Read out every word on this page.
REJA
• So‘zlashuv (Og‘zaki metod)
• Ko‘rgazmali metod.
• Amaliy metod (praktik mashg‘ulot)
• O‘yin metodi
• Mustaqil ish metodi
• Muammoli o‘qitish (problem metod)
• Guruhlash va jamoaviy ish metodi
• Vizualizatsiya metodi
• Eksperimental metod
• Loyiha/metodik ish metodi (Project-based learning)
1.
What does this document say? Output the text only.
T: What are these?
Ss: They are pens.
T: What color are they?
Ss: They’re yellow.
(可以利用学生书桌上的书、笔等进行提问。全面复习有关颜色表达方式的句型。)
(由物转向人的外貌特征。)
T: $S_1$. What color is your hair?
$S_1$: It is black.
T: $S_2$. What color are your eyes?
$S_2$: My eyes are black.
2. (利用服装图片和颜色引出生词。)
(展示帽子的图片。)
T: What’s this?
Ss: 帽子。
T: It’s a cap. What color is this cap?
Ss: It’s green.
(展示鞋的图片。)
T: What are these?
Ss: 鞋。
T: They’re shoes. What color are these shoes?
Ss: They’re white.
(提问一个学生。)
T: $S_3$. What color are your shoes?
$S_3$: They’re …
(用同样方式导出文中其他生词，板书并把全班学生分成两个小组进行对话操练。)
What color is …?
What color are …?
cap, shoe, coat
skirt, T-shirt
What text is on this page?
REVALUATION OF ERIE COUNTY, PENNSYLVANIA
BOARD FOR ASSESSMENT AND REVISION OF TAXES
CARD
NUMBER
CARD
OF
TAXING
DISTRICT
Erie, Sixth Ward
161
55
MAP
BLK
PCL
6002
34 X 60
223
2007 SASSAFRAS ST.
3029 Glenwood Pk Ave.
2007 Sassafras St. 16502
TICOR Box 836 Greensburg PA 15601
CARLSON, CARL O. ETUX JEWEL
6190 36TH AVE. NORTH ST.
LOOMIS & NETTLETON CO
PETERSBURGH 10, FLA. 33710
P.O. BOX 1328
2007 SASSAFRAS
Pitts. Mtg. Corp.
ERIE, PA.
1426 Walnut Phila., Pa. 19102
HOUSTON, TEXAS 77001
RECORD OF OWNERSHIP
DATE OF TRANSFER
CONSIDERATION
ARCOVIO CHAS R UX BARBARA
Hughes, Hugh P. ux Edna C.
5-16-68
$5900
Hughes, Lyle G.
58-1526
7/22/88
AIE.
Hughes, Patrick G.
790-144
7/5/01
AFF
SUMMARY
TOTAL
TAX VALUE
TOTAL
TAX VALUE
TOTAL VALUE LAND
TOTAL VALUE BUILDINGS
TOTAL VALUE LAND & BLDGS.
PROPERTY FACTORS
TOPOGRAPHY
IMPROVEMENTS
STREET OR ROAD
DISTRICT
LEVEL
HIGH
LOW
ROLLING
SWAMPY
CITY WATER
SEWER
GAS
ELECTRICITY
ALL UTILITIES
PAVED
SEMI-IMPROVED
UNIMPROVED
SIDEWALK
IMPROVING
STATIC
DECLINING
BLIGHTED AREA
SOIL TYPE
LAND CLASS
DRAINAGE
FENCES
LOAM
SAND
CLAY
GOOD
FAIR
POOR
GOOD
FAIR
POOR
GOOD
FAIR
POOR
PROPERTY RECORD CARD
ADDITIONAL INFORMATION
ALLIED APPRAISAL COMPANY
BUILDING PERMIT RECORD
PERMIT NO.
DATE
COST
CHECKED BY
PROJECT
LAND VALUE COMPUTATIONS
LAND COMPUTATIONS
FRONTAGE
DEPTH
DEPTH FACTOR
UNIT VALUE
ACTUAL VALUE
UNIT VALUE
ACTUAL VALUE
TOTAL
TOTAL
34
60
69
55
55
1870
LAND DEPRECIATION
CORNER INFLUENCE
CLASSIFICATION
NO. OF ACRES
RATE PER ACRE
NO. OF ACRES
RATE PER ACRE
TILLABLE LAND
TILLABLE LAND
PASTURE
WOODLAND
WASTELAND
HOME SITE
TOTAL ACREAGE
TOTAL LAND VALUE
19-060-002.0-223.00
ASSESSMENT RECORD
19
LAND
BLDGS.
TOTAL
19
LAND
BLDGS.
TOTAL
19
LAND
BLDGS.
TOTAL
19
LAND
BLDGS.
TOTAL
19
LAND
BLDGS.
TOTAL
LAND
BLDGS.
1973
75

****

| Task directions |
Exactly as written, please output every entry.

| Task result |
Read out every word on this page.
REJA
• So‘zlashuv (Og‘zaki metod)
• Ko‘rgazmali metod.
• Amaliy metod (praktik mashg‘ulot)
• O‘yin metodi
• Mustaqil ish metodi
• Muammoli o‘qitish (problem metod)
• Guruhlash va jamoaviy ish metodi
• Vizualizatsiya metodi
• Eksperimental metod
• Loyiha/metodik ish metodi (Project-based learning)
1.
What does this document say? Output the text only.
T: What are these?
Ss: They are pens.
T: What color are they?
Ss: They’re yellow.
(可以利用学生书桌上的书、笔等进行提问。全面复习有关颜色表达方式的句型。)
(由物转向人的外貌特征。)
T: $S_1$. What color is your hair?
$S_1$: It is black.
T: $S_2$. What color are your eyes?
$S_2$: My eyes are black.
2. (利用服装图片和颜色引出生词。)
(展示帽子的图片。)
T: What’s this?
Ss: 帽子。
T: It’s a cap. What color is this cap?
Ss: It’s green.
(展示鞋的图片。)
T: What are these?
Ss: 鞋。
T: They’re shoes. What color are these shoes?
Ss: They’re white.
(提问一个学生。)
T: $S_3$. What color are your shoes?
$S_3$: They’re …
(用同样方式导出文中其他生词，板书并把全班学生分成两个小组进行对话操练。)
What color is …?
What color are …?
cap, shoe, coat
skirt, T-shirt
What text is on this page?
REVALUATION OF ERIE COUNTY, PENNSYLVANIA
BOARD FOR ASSESSMENT AND REVISION OF TAXES
CARD
NUMBER
CARD
OF
TAXING
DISTRICT
Erie, Sixth Ward
161
55
MAP
BLK
PCL
6002
34 X 60
223
2007 SASSAFRAS ST.
3029 Glenwood Pk Ave.
2007 Sassafras St. 16502
TICOR Box 836 Greensburg PA 15601
CARLSON, CARL O. ETUX JEWEL
6190 36TH AVE. NORTH ST.
LOOMIS & NETTLETON CO
PETERSBURGH 10, FLA. 33710
P.O. BOX 1328
2007 SASSAFRAS
Pitts. Mtg. Corp.
ERIE, PA.
1426 Walnut Phila., Pa. 19102
HOUSTON, TEXAS 77001
RECORD OF OWNERSHIP
DATE OF TRANSFER
CONSIDERATION
ARCOVIO CHAS R UX BARBARA
Hughes, Hugh P. ux Edna C.
5-16-68
$5900
Hughes, Lyle G.
58-1526
7/22/88
AIE.
Hughes, Patrick G.
790-144
7/5/01
AFF
SUMMARY
TOTAL
TAX VALUE
TOTAL
TAX VALUE
TOTAL VALUE LAND
TOTAL VALUE BUILDINGS
TOTAL VALUE LAND & BLDGS.
PROPERTY FACTORS
TOPOGRAPHY
IMPROVEMENTS
STREET OR ROAD
DISTRICT
LEVEL
HIGH
LOW
ROLLING
SWAMPY
CITY WATER
SEWER
GAS
ELECTRICITY
ALL UTILITIES
PAVED
SEMI-IMPROVED
UNIMPROVED
SIDEWALK
IMPROVING
STATIC
DECLINING
BLIGHTED AREA
SOIL TYPE
LAND CLASS
DRAINAGE
FENCES
LOAM
SAND
CLAY
GOOD
FAIR
POOR
GOOD
FAIR
POOR
GOOD
FAIR
POOR
PROPERTY RECORD CARD
ADDITIONAL INFORMATION
ALLIED APPRAISAL COMPANY
BUILDING PERMIT RECORD
PERMIT NO.
DATE
COST
CHECKED BY
PROJECT
LAND VALUE COMPUTATIONS
LAND COMPUTATIONS
FRONTAGE
DEPTH
DEPTH FACTOR
UNIT VALUE
ACTUAL VALUE
UNIT VALUE
ACTUAL VALUE
TOTAL
TOTAL
34
60
69
55
55
1870
LAND DEPRECIATION
CORNER INFLUENCE
CLASSIFICATION
NO. OF ACRES
RATE PER ACRE
NO. OF ACRES
RATE PER ACRE
TILLABLE LAND
TILLABLE LAND
PASTURE
WOODLAND
WASTELAND
HOME SITE
TOTAL ACREAGE
TOTAL LAND VALUE
19-060-002.0-223.00
ASSESSMENT RECORD
19
LAND
BLDGS.
TOTAL
19
LAND
BLDGS.
TOTAL
19
LAND
BLDGS.
TOTAL
19
LAND
BLDGS.
TOTAL
19
LAND
BLDGS.
TOTAL
LAND
BLDGS.
1973
75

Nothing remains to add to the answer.